- YOUR INSTRUCTIONS -
In full and without alteration, give the listing again.

(Saved entries)
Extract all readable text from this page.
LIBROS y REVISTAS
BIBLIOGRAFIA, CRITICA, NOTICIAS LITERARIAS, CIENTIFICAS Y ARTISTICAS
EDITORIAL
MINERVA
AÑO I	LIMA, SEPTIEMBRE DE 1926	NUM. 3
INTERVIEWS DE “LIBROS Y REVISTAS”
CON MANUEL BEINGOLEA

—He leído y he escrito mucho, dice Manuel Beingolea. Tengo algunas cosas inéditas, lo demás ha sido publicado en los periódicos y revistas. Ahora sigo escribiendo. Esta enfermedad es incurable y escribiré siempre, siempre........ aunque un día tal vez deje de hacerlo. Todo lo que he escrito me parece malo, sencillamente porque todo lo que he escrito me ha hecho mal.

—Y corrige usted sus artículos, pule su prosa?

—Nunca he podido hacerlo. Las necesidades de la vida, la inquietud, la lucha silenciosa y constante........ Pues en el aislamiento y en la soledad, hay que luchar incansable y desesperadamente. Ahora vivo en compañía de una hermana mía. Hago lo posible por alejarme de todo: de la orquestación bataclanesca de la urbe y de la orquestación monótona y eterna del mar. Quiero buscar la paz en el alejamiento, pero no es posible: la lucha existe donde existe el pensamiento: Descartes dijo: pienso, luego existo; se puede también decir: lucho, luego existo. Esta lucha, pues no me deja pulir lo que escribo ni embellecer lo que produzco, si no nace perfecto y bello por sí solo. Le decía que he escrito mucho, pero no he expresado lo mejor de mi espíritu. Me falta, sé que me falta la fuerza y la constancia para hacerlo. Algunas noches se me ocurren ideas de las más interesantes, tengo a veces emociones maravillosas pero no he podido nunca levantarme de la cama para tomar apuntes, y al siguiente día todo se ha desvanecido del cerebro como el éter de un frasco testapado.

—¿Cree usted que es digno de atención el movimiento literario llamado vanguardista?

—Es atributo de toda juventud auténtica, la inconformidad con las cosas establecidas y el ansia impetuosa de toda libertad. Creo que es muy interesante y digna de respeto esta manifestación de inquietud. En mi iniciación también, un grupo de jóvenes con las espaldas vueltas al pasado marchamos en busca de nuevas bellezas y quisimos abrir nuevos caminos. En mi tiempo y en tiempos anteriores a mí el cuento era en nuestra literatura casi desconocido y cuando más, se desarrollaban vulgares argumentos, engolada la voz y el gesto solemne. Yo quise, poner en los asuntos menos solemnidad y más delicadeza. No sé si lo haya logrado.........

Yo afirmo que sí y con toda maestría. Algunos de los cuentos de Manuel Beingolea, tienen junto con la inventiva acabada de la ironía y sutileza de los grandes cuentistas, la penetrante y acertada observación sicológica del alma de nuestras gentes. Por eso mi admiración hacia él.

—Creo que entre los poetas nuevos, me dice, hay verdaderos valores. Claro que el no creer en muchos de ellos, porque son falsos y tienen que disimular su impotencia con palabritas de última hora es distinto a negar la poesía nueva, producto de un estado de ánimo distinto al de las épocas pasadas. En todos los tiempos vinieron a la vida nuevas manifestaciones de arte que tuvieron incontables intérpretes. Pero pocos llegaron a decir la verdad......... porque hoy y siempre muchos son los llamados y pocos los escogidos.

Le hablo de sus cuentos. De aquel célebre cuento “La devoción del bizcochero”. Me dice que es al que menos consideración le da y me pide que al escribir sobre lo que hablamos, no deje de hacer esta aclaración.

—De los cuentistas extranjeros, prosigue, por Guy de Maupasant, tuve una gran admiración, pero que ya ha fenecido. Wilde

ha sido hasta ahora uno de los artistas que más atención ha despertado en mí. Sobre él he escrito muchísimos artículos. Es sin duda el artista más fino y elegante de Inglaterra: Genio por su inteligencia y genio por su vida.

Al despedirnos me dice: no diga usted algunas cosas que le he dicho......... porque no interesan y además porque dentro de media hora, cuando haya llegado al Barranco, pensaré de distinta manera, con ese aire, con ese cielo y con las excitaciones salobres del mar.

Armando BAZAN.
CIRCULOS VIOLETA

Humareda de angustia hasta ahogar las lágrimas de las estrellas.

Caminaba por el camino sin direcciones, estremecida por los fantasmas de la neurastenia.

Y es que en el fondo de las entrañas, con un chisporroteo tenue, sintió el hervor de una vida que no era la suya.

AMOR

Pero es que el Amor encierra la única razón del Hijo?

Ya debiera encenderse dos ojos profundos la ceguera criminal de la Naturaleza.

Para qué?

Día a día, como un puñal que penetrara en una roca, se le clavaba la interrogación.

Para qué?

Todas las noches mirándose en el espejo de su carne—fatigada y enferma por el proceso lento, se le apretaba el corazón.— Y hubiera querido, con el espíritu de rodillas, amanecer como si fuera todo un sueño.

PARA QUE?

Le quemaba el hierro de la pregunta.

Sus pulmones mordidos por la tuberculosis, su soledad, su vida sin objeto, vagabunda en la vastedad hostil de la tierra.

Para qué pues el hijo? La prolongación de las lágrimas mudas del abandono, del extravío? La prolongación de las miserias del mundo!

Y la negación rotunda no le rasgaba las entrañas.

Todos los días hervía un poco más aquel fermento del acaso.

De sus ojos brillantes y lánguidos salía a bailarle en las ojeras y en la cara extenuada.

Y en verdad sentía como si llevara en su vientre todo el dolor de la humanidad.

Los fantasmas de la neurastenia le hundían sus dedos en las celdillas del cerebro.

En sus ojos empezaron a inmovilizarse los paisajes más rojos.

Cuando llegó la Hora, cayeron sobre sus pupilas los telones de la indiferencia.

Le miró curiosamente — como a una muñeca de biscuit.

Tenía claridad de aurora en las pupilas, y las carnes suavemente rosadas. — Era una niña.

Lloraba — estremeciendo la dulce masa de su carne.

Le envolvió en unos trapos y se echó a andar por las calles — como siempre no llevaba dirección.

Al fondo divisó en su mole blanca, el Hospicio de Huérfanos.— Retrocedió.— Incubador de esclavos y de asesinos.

- EXERCISE SOLUTION -
Extract all readable text from this page.
LIBROS y REVISTAS
BIBLIOGRAFIA, CRITICA, NOTICIAS LITERARIAS, CIENTIFICAS Y ARTISTICAS
EDITORIAL
MINERVA
AÑO I	LIMA, SEPTIEMBRE DE 1926	NUM. 3
INTERVIEWS DE “LIBROS Y REVISTAS”
CON MANUEL BEINGOLEA

—He leído y he escrito mucho, dice Manuel Beingolea. Tengo algunas cosas inéditas, lo demás ha sido publicado en los periódicos y revistas. Ahora sigo escribiendo. Esta enfermedad es incurable y escribiré siempre, siempre........ aunque un día tal vez deje de hacerlo. Todo lo que he escrito me parece malo, sencillamente porque todo lo que he escrito me ha hecho mal.

—Y corrige usted sus artículos, pule su prosa?

—Nunca he podido hacerlo. Las necesidades de la vida, la inquietud, la lucha silenciosa y constante........ Pues en el aislamiento y en la soledad, hay que luchar incansable y desesperadamente. Ahora vivo en compañía de una hermana mía. Hago lo posible por alejarme de todo: de la orquestación bataclanesca de la urbe y de la orquestación monótona y eterna del mar. Quiero buscar la paz en el alejamiento, pero no es posible: la lucha existe donde existe el pensamiento: Descartes dijo: pienso, luego existo; se puede también decir: lucho, luego existo. Esta lucha, pues no me deja pulir lo que escribo ni embellecer lo que produzco, si no nace perfecto y bello por sí solo. Le decía que he escrito mucho, pero no he expresado lo mejor de mi espíritu. Me falta, sé que me falta la fuerza y la constancia para hacerlo. Algunas noches se me ocurren ideas de las más interesantes, tengo a veces emociones maravillosas pero no he podido nunca levantarme de la cama para tomar apuntes, y al siguiente día todo se ha desvanecido del cerebro como el éter de un frasco testapado.

—¿Cree usted que es digno de atención el movimiento literario llamado vanguardista?

—Es atributo de toda juventud auténtica, la inconformidad con las cosas establecidas y el ansia impetuosa de toda libertad. Creo que es muy interesante y digna de respeto esta manifestación de inquietud. En mi iniciación también, un grupo de jóvenes con las espaldas vueltas al pasado marchamos en busca de nuevas bellezas y quisimos abrir nuevos caminos. En mi tiempo y en tiempos anteriores a mí el cuento era en nuestra literatura casi desconocido y cuando más, se desarrollaban vulgares argumentos, engolada la voz y el gesto solemne. Yo quise, poner en los asuntos menos solemnidad y más delicadeza. No sé si lo haya logrado.........

Yo afirmo que sí y con toda maestría. Algunos de los cuentos de Manuel Beingolea, tienen junto con la inventiva acabada de la ironía y sutileza de los grandes cuentistas, la penetrante y acertada observación sicológica del alma de nuestras gentes. Por eso mi admiración hacia él.

—Creo que entre los poetas nuevos, me dice, hay verdaderos valores. Claro que el no creer en muchos de ellos, porque son falsos y tienen que disimular su impotencia con palabritas de última hora es distinto a negar la poesía nueva, producto de un estado de ánimo distinto al de las épocas pasadas. En todos los tiempos vinieron a la vida nuevas manifestaciones de arte que tuvieron incontables intérpretes. Pero pocos llegaron a decir la verdad......... porque hoy y siempre muchos son los llamados y pocos los escogidos.

Le hablo de sus cuentos. De aquel célebre cuento “La devoción del bizcochero”. Me dice que es al que menos consideración le da y me pide que al escribir sobre lo que hablamos, no deje de hacer esta aclaración.

—De los cuentistas extranjeros, prosigue, por Guy de Maupasant, tuve una gran admiración, pero que ya ha fenecido. Wilde

ha sido hasta ahora uno de los artistas que más atención ha despertado en mí. Sobre él he escrito muchísimos artículos. Es sin duda el artista más fino y elegante de Inglaterra: Genio por su inteligencia y genio por su vida.

Al despedirnos me dice: no diga usted algunas cosas que le he dicho......... porque no interesan y además porque dentro de media hora, cuando haya llegado al Barranco, pensaré de distinta manera, con ese aire, con ese cielo y con las excitaciones salobres del mar.

Armando BAZAN.
CIRCULOS VIOLETA

Humareda de angustia hasta ahogar las lágrimas de las estrellas.

Caminaba por el camino sin direcciones, estremecida por los fantasmas de la neurastenia.

Y es que en el fondo de las entrañas, con un chisporroteo tenue, sintió el hervor de una vida que no era la suya.

AMOR

Pero es que el Amor encierra la única razón del Hijo?

Ya debiera encenderse dos ojos profundos la ceguera criminal de la Naturaleza.

Para qué?

Día a día, como un puñal que penetrara en una roca, se le clavaba la interrogación.

Para qué?

Todas las noches mirándose en el espejo de su carne—fatigada y enferma por el proceso lento, se le apretaba el corazón.— Y hubiera querido, con el espíritu de rodillas, amanecer como si fuera todo un sueño.

PARA QUE?

Le quemaba el hierro de la pregunta.

Sus pulmones mordidos por la tuberculosis, su soledad, su vida sin objeto, vagabunda en la vastedad hostil de la tierra.

Para qué pues el hijo? La prolongación de las lágrimas mudas del abandono, del extravío? La prolongación de las miserias del mundo!

Y la negación rotunda no le rasgaba las entrañas.

Todos los días hervía un poco más aquel fermento del acaso.

De sus ojos brillantes y lánguidos salía a bailarle en las ojeras y en la cara extenuada.

Y en verdad sentía como si llevara en su vientre todo el dolor de la humanidad.

Los fantasmas de la neurastenia le hundían sus dedos en las celdillas del cerebro.

En sus ojos empezaron a inmovilizarse los paisajes más rojos.

Cuando llegó la Hora, cayeron sobre sus pupilas los telones de la indiferencia.

Le miró curiosamente — como a una muñeca de biscuit.

Tenía claridad de aurora en las pupilas, y las carnes suavemente rosadas. — Era una niña.

Lloraba — estremeciendo la dulce masa de su carne.

Le envolvió en unos trapos y se echó a andar por las calles — como siempre no llevaba dirección.

Al fondo divisó en su mole blanca, el Hospicio de Huérfanos.— Retrocedió.— Incubador de esclavos y de asesinos.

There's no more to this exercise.